Sobre o exercício:
Responda às perguntas com base no texto sobre o debate de Partículas Elementares:
1. Em que data e em que local ocorreu o debate?
2. Quem liderava o Centro Capela de Artes Populares?
3. Que curso por correspondência o texto menciona?

Trecho do documento:

------

PARTÍCULAS ELEMENTARES
Texto apresentado no debate sobre o livro Partículas Elementares, de Michel Houellebecq, em 4 de novembro de 1999, no auditório da Folha de S. Paulo

Cristovão Tezza

Antes de mais nada, gostaria de agradecer o convite para participar deste debate sobre o livro de Michel Houellebecq, ao lado da professora Leda Tenório da Motta, do romancista Bernardo Ajzenberg e do próprio autor, presenças, aliás, que por sua qualidade me deixam tranqüilo quanto aos rumos desse encontro. Peço licença para uma breve apresentação pessoal, que tem diretamente a ver com o tema de "Partículas Elementares", o romance que Michel Houellebecq está lançando hoje. Talvez eu devesse falar de improviso, para ser fiel às minhas origens, os famigerados anos 70 que estão no centro da minha formação - tudo que sou, penso e escrevo, tudo que de certa forma colaborou para que eu seja esse ser incerto que sou, veio daquela efervescência confusa que a partir de 1968 deu uma outra face ao mundo, para o bem ou para o mal. Falaria certamente de improviso se este ano fosse, digamos, 1972, quando eu percorria o Brasil com o precário Centro Capela de Artes Populares, liderado pelo guru Wilson Rio Apa, propugnando um teatro popular de rua que integrasse a vida e a arte. De sandálias, calças velhas, sempre sem dinheiro, cabelos nos ombros e uma faixa vermelha na testa, os meus dezenove anos recusavam o sistema, a universidade, a cultura letrada, a família, o império da mídia, o poder econômico, os militares, os políticos - meu primeiro voto na vida, em 1970, no apogeu da ditadura, foi nulo. Ao lado dessa barbárie assumida - barbárie aos olhos de hoje -, havia também uma poética incompetência para sobreviver: fiz um curso de relojoaria por correspondência. Consertando relógios numa pequena cidade, como um artesão medieval, teria supostamente tempo para criar a minha arte e viver em comunhão com a natureza, lendo Herman Hesse e Khrisnamurti, com prefácios de Aldous Huxley.

------

(Dados de anotação de layout)
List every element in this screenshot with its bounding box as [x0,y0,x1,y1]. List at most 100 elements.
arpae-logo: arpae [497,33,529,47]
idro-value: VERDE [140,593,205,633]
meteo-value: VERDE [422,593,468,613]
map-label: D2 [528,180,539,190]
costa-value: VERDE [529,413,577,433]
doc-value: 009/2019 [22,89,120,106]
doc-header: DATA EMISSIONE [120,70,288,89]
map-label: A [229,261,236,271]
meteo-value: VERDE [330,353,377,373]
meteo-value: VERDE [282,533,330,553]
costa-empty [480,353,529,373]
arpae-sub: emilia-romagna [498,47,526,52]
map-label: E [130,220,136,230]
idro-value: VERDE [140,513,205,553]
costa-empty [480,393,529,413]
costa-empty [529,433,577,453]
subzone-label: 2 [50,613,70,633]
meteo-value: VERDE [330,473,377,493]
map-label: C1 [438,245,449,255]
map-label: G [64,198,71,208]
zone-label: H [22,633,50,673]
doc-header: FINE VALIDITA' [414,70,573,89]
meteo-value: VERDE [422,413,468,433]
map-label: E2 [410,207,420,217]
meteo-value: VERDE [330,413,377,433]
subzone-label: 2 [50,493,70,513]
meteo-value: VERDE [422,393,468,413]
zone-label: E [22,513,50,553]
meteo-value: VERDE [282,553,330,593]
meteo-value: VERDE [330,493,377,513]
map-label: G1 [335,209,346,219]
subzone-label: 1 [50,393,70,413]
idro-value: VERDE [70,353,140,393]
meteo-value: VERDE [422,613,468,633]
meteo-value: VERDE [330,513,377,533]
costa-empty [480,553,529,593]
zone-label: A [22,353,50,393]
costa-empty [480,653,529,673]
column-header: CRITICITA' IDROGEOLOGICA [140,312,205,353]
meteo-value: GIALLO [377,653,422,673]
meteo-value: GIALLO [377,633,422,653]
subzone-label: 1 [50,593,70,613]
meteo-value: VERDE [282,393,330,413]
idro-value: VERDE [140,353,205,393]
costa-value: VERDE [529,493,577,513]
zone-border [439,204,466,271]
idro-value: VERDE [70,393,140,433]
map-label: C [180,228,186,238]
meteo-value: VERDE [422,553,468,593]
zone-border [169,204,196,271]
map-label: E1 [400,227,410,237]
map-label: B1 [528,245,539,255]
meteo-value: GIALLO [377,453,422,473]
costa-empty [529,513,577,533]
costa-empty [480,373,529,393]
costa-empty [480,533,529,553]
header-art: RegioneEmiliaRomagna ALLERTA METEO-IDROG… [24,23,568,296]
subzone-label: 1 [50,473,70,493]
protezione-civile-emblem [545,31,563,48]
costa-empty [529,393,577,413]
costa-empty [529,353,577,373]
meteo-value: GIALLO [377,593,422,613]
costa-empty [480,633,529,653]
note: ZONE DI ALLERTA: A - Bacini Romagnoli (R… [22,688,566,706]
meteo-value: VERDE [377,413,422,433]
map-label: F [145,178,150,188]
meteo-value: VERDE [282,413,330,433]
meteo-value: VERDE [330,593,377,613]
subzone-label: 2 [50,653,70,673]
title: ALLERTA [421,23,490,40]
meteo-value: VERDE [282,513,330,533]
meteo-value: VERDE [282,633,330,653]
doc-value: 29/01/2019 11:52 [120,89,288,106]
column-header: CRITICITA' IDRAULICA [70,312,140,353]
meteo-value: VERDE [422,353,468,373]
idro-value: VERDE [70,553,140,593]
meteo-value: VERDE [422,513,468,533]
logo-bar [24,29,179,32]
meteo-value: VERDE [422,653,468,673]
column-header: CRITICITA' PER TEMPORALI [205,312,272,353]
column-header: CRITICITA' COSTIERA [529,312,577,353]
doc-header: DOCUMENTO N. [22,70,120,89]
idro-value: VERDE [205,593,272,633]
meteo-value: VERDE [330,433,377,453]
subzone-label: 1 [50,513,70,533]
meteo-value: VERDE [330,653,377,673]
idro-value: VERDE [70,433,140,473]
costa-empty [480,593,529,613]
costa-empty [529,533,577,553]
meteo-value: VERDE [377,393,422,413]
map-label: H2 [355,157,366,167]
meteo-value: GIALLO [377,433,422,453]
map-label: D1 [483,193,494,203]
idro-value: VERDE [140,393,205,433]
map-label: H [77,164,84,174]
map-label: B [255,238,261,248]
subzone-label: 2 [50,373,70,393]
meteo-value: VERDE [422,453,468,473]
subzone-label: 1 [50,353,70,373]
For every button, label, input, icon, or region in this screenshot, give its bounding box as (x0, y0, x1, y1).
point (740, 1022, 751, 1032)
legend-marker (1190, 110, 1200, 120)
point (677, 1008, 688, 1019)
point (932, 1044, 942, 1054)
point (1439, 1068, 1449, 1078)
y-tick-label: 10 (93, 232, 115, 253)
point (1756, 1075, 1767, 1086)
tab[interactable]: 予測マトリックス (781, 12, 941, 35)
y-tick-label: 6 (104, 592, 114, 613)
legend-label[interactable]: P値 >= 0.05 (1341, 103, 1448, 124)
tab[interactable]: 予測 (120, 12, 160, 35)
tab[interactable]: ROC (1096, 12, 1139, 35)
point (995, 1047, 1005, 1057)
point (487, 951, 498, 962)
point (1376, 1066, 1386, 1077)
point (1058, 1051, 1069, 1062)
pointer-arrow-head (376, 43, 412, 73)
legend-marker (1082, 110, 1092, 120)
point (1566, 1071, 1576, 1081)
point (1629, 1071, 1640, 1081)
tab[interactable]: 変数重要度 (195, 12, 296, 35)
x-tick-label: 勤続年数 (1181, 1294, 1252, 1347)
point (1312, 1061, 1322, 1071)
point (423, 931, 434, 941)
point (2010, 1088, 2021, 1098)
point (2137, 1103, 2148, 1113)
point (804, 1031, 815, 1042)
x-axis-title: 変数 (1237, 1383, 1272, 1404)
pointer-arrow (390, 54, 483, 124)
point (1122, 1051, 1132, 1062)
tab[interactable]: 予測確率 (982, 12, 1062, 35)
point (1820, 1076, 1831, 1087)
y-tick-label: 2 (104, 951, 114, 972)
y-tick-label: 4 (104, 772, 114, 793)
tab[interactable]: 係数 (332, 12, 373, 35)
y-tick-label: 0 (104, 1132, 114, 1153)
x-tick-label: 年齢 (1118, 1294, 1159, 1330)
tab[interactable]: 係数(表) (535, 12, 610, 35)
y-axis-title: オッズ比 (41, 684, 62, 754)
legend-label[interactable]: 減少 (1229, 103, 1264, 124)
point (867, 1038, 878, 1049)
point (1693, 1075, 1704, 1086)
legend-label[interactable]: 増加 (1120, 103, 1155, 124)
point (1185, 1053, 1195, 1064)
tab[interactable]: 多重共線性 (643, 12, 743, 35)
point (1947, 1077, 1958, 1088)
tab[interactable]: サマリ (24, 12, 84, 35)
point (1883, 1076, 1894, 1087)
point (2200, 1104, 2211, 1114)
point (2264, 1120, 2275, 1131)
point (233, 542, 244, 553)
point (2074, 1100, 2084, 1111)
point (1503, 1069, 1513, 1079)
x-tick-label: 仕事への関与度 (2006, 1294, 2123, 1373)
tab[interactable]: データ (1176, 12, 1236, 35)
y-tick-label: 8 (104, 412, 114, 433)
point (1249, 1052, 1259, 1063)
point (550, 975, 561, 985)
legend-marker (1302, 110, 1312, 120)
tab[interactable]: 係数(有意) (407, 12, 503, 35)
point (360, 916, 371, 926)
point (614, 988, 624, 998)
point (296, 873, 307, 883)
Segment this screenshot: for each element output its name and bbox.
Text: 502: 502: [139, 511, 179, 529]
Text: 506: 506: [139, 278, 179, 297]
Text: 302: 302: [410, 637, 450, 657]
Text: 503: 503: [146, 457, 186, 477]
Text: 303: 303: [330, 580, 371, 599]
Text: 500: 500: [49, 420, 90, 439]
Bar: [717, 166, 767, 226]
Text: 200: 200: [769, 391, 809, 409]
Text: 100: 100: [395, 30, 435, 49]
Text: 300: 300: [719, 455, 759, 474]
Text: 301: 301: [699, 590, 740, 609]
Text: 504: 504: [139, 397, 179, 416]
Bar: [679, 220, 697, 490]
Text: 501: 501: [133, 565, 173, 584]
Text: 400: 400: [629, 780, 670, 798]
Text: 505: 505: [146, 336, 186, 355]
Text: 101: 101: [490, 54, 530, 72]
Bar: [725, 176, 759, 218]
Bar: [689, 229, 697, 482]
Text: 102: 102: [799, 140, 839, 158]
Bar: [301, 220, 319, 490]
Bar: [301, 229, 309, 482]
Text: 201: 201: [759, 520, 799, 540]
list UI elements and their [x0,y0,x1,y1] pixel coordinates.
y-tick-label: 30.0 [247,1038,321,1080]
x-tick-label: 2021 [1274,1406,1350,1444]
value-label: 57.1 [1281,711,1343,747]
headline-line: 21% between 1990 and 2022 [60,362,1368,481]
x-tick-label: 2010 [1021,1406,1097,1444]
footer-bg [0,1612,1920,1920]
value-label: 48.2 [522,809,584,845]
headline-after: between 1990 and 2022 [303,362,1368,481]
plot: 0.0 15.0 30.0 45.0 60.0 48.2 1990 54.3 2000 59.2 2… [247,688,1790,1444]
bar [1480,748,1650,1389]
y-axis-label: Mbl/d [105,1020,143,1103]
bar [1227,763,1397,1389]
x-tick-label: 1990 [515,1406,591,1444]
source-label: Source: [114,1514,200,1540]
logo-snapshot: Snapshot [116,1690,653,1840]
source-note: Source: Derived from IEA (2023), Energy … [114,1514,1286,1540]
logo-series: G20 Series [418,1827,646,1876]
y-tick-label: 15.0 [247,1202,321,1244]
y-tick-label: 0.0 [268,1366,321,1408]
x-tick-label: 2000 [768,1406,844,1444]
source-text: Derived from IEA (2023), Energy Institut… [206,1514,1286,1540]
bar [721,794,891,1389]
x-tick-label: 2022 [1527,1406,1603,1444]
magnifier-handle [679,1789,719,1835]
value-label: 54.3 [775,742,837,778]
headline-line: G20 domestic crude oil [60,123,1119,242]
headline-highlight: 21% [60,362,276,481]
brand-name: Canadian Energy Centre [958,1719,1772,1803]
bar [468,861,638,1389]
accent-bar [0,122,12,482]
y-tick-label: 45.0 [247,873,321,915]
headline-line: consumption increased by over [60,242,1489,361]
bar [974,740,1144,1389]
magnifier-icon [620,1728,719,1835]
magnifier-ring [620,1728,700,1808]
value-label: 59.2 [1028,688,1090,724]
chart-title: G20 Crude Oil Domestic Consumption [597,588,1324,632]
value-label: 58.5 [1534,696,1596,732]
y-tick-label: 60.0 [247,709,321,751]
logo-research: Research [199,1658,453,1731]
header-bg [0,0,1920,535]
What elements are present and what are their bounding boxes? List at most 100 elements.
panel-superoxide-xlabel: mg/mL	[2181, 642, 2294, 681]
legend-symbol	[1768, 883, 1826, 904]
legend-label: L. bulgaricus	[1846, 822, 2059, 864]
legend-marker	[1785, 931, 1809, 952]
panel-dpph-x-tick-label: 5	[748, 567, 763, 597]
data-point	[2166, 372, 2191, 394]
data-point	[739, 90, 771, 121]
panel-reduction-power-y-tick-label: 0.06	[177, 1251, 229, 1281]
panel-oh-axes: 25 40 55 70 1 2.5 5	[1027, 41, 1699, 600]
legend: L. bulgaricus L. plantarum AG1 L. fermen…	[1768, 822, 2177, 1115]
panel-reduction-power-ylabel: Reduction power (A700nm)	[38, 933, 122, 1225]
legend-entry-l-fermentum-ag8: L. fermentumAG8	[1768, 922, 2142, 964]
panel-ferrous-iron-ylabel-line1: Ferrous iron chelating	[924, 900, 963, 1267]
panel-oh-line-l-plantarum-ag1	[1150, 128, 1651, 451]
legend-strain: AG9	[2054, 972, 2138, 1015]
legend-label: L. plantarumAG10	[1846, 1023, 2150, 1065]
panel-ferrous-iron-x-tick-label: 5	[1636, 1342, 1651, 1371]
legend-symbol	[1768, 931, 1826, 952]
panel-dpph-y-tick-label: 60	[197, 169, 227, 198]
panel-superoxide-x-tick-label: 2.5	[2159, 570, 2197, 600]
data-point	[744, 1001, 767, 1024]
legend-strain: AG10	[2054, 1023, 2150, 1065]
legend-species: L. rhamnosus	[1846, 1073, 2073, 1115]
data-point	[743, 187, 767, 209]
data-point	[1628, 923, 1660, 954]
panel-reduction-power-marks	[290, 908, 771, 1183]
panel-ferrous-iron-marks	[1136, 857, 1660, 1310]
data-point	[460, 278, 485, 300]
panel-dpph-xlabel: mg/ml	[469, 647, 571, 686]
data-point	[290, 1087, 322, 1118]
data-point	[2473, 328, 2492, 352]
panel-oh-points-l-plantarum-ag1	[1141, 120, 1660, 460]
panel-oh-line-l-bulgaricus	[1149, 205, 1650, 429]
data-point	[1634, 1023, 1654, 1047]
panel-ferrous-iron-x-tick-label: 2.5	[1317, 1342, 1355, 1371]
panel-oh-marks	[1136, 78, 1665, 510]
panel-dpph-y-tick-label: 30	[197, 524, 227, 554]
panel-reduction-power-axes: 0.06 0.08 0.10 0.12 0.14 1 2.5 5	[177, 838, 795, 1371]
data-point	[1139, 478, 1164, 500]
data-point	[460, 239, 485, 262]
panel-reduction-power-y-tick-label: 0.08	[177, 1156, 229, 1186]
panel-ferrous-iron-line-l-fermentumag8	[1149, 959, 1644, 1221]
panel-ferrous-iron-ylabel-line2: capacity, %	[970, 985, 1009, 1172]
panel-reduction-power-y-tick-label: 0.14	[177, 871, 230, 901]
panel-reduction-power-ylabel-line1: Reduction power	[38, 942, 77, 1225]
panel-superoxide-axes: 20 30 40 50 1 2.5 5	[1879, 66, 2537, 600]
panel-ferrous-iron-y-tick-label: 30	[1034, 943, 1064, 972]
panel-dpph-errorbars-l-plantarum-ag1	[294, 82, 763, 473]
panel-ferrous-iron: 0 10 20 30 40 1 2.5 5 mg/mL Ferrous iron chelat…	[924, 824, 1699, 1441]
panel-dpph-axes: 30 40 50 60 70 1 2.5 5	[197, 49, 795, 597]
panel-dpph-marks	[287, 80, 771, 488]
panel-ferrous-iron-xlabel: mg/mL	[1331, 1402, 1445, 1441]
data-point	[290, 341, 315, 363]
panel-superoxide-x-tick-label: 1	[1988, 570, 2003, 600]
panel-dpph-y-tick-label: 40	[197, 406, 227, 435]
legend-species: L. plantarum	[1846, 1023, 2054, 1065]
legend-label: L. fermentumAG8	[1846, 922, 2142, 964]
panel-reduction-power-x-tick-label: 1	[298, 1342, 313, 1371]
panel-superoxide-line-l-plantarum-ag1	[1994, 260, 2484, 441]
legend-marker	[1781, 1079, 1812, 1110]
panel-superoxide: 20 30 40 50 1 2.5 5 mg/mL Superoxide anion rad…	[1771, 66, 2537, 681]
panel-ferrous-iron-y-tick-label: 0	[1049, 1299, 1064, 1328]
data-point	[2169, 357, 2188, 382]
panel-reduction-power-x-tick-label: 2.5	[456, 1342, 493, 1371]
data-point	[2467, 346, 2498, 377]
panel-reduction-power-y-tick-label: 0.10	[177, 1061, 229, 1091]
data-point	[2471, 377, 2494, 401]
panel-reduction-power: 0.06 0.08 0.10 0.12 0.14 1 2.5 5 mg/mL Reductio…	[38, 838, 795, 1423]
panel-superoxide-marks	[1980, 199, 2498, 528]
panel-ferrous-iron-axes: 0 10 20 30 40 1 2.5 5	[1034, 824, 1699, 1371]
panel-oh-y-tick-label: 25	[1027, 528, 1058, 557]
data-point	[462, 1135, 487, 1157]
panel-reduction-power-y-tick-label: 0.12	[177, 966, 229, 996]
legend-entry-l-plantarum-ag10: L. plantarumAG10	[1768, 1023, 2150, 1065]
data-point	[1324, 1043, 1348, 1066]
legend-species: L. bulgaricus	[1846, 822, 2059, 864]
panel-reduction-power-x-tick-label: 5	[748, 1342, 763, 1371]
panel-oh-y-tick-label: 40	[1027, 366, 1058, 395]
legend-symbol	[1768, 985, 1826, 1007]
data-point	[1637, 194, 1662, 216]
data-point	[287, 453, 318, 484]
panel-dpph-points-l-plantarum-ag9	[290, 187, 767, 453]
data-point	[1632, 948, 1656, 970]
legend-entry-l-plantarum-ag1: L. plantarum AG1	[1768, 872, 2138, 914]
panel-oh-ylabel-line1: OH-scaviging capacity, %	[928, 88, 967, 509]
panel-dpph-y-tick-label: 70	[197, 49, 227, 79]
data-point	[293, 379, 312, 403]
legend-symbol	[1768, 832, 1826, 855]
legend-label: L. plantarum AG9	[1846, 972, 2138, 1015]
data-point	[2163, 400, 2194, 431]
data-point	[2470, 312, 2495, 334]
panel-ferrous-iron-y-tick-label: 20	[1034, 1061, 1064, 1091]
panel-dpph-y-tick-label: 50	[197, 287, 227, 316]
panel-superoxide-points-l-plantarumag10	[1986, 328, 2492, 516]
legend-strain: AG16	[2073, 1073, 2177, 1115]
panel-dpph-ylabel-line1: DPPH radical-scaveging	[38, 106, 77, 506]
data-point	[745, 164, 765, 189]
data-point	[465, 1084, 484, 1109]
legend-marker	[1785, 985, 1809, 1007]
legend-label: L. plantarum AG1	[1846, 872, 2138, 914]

------

Resposta:
1. Em 4 de novembro de 1999, no auditório da Folha de S. Paulo.
2. O guru Wilson Rio Apa.
3. Um curso de relojoaria.